(Element placement data)
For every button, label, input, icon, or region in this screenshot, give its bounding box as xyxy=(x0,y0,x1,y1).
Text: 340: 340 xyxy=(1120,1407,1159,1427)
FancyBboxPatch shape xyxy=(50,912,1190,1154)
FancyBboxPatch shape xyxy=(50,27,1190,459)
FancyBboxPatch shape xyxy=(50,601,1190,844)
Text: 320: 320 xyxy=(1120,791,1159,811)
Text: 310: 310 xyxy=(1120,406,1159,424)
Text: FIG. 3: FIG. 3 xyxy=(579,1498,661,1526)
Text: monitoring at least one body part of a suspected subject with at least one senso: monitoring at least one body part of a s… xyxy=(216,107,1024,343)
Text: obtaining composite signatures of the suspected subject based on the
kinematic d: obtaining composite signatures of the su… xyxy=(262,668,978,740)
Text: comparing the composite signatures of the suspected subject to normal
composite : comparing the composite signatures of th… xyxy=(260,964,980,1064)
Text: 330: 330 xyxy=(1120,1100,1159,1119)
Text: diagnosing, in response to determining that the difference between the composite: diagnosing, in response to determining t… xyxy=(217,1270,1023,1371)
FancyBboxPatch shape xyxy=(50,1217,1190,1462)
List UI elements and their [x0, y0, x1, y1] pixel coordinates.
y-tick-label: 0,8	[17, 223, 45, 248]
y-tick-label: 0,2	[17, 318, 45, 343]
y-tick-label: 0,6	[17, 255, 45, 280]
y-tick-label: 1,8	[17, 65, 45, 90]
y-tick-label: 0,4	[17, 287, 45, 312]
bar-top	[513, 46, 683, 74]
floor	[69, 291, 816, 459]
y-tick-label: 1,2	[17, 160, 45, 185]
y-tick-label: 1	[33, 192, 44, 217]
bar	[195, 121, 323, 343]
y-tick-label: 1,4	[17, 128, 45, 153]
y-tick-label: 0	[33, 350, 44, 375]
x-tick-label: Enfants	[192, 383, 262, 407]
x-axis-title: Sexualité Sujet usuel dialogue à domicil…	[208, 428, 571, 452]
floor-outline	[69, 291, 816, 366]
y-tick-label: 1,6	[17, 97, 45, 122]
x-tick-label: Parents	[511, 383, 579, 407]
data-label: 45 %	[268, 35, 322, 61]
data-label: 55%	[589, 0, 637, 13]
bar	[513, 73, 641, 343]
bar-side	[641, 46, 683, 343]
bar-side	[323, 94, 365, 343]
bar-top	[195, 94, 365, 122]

* PROBLEM: Rewrite all the rows above, replacing every "FancyBboxPatch shape" with "Rounded box" and changing nothing else.

* OUTPUT OF THE EXERCISE:
For every button, label, input, icon, or region in this screenshot, give its bounding box as xyxy=(x0,y0,x1,y1).
Text: 340: 340 xyxy=(1120,1407,1159,1427)
Rounded box xyxy=(50,912,1190,1154)
Rounded box xyxy=(50,27,1190,459)
Rounded box xyxy=(50,601,1190,844)
Text: 320: 320 xyxy=(1120,791,1159,811)
Text: 310: 310 xyxy=(1120,406,1159,424)
Text: FIG. 3: FIG. 3 xyxy=(579,1498,661,1526)
Text: monitoring at least one body part of a suspected subject with at least one senso: monitoring at least one body part of a s… xyxy=(216,107,1024,343)
Text: obtaining composite signatures of the suspected subject based on the
kinematic d: obtaining composite signatures of the su… xyxy=(262,668,978,740)
Text: comparing the composite signatures of the suspected subject to normal
composite : comparing the composite signatures of th… xyxy=(260,964,980,1064)
Text: 330: 330 xyxy=(1120,1100,1159,1119)
Text: diagnosing, in response to determining that the difference between the composite: diagnosing, in response to determining t… xyxy=(217,1270,1023,1371)
Rounded box xyxy=(50,1217,1190,1462)
List UI elements and their [x0, y0, x1, y1] pixel coordinates.
y-tick-label: 0,8	[17, 223, 45, 248]
y-tick-label: 0,2	[17, 318, 45, 343]
y-tick-label: 0,6	[17, 255, 45, 280]
y-tick-label: 1,8	[17, 65, 45, 90]
y-tick-label: 0,4	[17, 287, 45, 312]
bar-top	[513, 46, 683, 74]
floor	[69, 291, 816, 459]
y-tick-label: 1,2	[17, 160, 45, 185]
y-tick-label: 1	[33, 192, 44, 217]
bar	[195, 121, 323, 343]
y-tick-label: 1,4	[17, 128, 45, 153]
y-tick-label: 0	[33, 350, 44, 375]
x-tick-label: Enfants	[192, 383, 262, 407]
x-axis-title: Sexualité Sujet usuel dialogue à domicil…	[208, 428, 571, 452]
floor-outline	[69, 291, 816, 366]
y-tick-label: 1,6	[17, 97, 45, 122]
x-tick-label: Parents	[511, 383, 579, 407]
data-label: 45 %	[268, 35, 322, 61]
data-label: 55%	[589, 0, 637, 13]
bar	[513, 73, 641, 343]
bar-side	[641, 46, 683, 343]
bar-side	[323, 94, 365, 343]
bar-top	[195, 94, 365, 122]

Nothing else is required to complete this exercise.